## WRITTEN INSTRUCTION
Take the entries below and reproduce them word for word.
***** RECORD SET *****
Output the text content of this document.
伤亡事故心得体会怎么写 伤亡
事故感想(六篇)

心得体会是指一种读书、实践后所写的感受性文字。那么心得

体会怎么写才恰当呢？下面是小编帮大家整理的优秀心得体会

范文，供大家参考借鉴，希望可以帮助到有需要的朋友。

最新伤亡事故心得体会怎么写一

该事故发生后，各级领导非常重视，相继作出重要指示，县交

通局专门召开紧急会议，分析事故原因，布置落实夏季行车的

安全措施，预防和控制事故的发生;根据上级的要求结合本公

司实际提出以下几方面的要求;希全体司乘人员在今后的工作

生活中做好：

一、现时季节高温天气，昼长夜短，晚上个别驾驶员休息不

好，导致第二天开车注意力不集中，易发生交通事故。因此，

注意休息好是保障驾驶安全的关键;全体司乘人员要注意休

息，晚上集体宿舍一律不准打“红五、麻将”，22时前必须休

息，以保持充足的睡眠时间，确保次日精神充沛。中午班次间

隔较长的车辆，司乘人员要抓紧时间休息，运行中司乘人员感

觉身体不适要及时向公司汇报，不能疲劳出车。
*****
## SOLUTION FOR THIS TASK
Output the text content of this document.
伤亡事故心得体会怎么写 伤亡
事故感想(六篇)

心得体会是指一种读书、实践后所写的感受性文字。那么心得

体会怎么写才恰当呢？下面是小编帮大家整理的优秀心得体会

范文，供大家参考借鉴，希望可以帮助到有需要的朋友。

最新伤亡事故心得体会怎么写一

该事故发生后，各级领导非常重视，相继作出重要指示，县交

通局专门召开紧急会议，分析事故原因，布置落实夏季行车的

安全措施，预防和控制事故的发生;根据上级的要求结合本公

司实际提出以下几方面的要求;希全体司乘人员在今后的工作

生活中做好：

一、现时季节高温天气，昼长夜短，晚上个别驾驶员休息不

好，导致第二天开车注意力不集中，易发生交通事故。因此，

注意休息好是保障驾驶安全的关键;全体司乘人员要注意休

息，晚上集体宿舍一律不准打“红五、麻将”，22时前必须休

息，以保持充足的睡眠时间，确保次日精神充沛。中午班次间

隔较长的车辆，司乘人员要抓紧时间休息，运行中司乘人员感

觉身体不适要及时向公司汇报，不能疲劳出车。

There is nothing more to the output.